» EXERCISE PROMPT
Type out the data exactly as given. Skip any image.

» DATA EXTRACT
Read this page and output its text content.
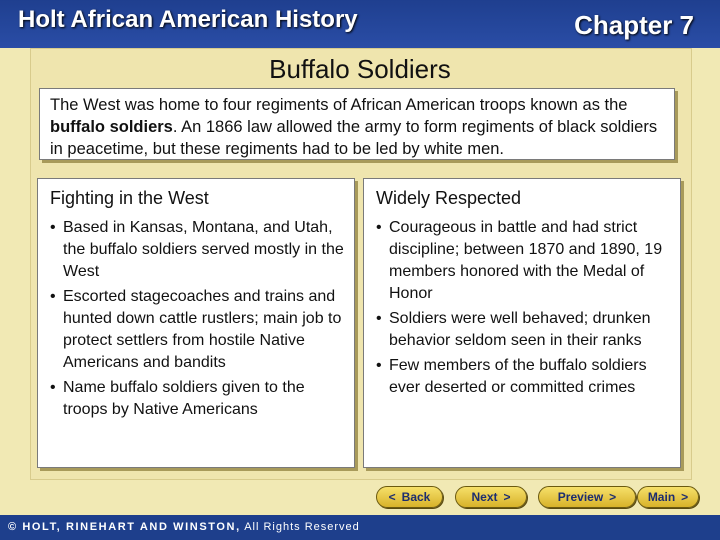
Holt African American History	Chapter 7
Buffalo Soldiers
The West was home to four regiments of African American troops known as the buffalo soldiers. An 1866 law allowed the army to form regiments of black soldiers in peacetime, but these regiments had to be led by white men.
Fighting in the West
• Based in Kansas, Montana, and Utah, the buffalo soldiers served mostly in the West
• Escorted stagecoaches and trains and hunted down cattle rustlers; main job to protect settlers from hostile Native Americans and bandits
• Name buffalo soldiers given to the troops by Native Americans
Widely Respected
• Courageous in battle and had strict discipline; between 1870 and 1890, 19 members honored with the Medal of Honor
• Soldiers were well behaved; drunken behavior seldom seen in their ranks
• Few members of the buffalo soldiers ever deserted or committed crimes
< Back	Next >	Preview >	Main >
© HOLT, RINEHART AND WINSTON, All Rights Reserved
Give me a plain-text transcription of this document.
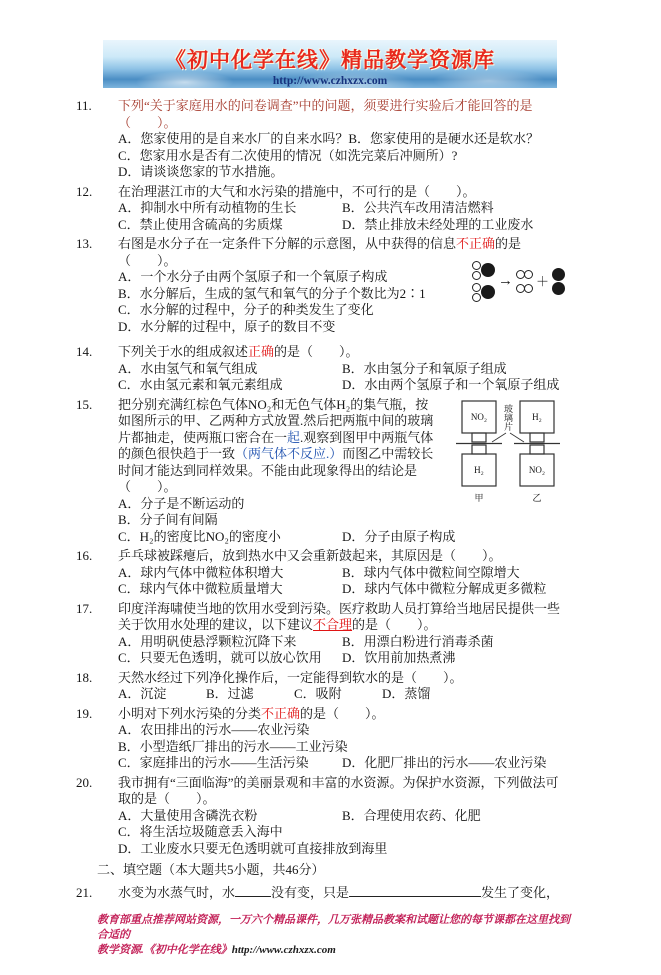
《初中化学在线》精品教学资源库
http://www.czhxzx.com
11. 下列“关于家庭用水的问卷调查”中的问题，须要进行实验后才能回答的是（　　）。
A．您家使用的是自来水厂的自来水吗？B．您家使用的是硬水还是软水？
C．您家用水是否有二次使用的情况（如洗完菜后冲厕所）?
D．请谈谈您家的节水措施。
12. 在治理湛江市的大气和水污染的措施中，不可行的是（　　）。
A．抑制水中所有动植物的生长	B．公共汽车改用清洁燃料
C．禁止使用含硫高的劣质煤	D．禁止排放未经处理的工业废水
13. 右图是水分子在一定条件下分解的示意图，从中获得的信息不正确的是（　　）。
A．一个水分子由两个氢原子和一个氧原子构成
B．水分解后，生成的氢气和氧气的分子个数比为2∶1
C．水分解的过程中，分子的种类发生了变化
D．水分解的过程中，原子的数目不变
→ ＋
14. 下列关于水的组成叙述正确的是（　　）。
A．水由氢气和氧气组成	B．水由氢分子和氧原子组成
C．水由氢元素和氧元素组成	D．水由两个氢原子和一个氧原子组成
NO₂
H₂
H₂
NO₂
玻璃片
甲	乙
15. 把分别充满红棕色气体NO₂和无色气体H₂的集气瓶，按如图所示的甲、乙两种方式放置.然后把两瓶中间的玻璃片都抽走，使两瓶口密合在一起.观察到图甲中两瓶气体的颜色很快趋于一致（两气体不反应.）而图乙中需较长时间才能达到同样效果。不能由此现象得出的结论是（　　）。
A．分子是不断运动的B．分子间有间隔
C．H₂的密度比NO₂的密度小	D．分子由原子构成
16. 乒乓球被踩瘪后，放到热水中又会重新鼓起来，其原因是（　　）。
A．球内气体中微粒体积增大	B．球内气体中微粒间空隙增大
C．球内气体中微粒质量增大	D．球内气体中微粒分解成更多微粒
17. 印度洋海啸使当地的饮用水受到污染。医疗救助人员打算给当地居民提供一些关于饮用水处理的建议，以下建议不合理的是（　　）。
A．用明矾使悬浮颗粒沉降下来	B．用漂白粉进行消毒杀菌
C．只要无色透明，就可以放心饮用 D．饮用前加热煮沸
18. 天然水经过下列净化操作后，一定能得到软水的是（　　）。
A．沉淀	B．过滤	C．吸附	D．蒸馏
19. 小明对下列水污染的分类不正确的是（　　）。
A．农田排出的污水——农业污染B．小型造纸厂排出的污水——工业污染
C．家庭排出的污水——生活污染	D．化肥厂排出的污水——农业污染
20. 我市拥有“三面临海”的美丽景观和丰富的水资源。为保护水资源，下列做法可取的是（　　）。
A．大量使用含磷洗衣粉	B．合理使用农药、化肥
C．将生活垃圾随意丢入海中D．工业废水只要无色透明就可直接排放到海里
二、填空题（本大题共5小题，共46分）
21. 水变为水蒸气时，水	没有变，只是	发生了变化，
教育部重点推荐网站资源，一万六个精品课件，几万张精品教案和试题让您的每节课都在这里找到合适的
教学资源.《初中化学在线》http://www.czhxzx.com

» RESULT OF THE TASK
Read this page and output its text content.
Holt African American History	Chapter 7
Buffalo Soldiers
The West was home to four regiments of African American troops known as the buffalo soldiers. An 1866 law allowed the army to form regiments of black soldiers in peacetime, but these regiments had to be led by white men.
Fighting in the West
• Based in Kansas, Montana, and Utah, the buffalo soldiers served mostly in the West
• Escorted stagecoaches and trains and hunted down cattle rustlers; main job to protect settlers from hostile Native Americans and bandits
• Name buffalo soldiers given to the troops by Native Americans
Widely Respected
• Courageous in battle and had strict discipline; between 1870 and 1890, 19 members honored with the Medal of Honor
• Soldiers were well behaved; drunken behavior seldom seen in their ranks
• Few members of the buffalo soldiers ever deserted or committed crimes
< Back	Next >	Preview >	Main >
© HOLT, RINEHART AND WINSTON, All Rights Reserved
Give me a plain-text transcription of this document.
《初中化学在线》精品教学资源库
http://www.czhxzx.com
11. 下列“关于家庭用水的问卷调查”中的问题，须要进行实验后才能回答的是（　　）。
A．您家使用的是自来水厂的自来水吗？B．您家使用的是硬水还是软水？
C．您家用水是否有二次使用的情况（如洗完菜后冲厕所）?
D．请谈谈您家的节水措施。
12. 在治理湛江市的大气和水污染的措施中，不可行的是（　　）。
A．抑制水中所有动植物的生长	B．公共汽车改用清洁燃料
C．禁止使用含硫高的劣质煤	D．禁止排放未经处理的工业废水
13. 右图是水分子在一定条件下分解的示意图，从中获得的信息不正确的是（　　）。
A．一个水分子由两个氢原子和一个氧原子构成
B．水分解后，生成的氢气和氧气的分子个数比为2∶1
C．水分解的过程中，分子的种类发生了变化
D．水分解的过程中，原子的数目不变
→ ＋
14. 下列关于水的组成叙述正确的是（　　）。
A．水由氢气和氧气组成	B．水由氢分子和氧原子组成
C．水由氢元素和氧元素组成	D．水由两个氢原子和一个氧原子组成
NO₂
H₂
H₂
NO₂
玻璃片
甲	乙
15. 把分别充满红棕色气体NO₂和无色气体H₂的集气瓶，按如图所示的甲、乙两种方式放置.然后把两瓶中间的玻璃片都抽走，使两瓶口密合在一起.观察到图甲中两瓶气体的颜色很快趋于一致（两气体不反应.）而图乙中需较长时间才能达到同样效果。不能由此现象得出的结论是（　　）。
A．分子是不断运动的B．分子间有间隔
C．H₂的密度比NO₂的密度小	D．分子由原子构成
16. 乒乓球被踩瘪后，放到热水中又会重新鼓起来，其原因是（　　）。
A．球内气体中微粒体积增大	B．球内气体中微粒间空隙增大
C．球内气体中微粒质量增大	D．球内气体中微粒分解成更多微粒
17. 印度洋海啸使当地的饮用水受到污染。医疗救助人员打算给当地居民提供一些关于饮用水处理的建议，以下建议不合理的是（　　）。
A．用明矾使悬浮颗粒沉降下来	B．用漂白粉进行消毒杀菌
C．只要无色透明，就可以放心饮用 D．饮用前加热煮沸
18. 天然水经过下列净化操作后，一定能得到软水的是（　　）。
A．沉淀	B．过滤	C．吸附	D．蒸馏
19. 小明对下列水污染的分类不正确的是（　　）。
A．农田排出的污水——农业污染B．小型造纸厂排出的污水——工业污染
C．家庭排出的污水——生活污染	D．化肥厂排出的污水——农业污染
20. 我市拥有“三面临海”的美丽景观和丰富的水资源。为保护水资源，下列做法可取的是（　　）。
A．大量使用含磷洗衣粉	B．合理使用农药、化肥
C．将生活垃圾随意丢入海中D．工业废水只要无色透明就可直接排放到海里
二、填空题（本大题共5小题，共46分）
21. 水变为水蒸气时，水	没有变，只是	发生了变化，
教育部重点推荐网站资源，一万六个精品课件，几万张精品教案和试题让您的每节课都在这里找到合适的
教学资源.《初中化学在线》http://www.czhxzx.com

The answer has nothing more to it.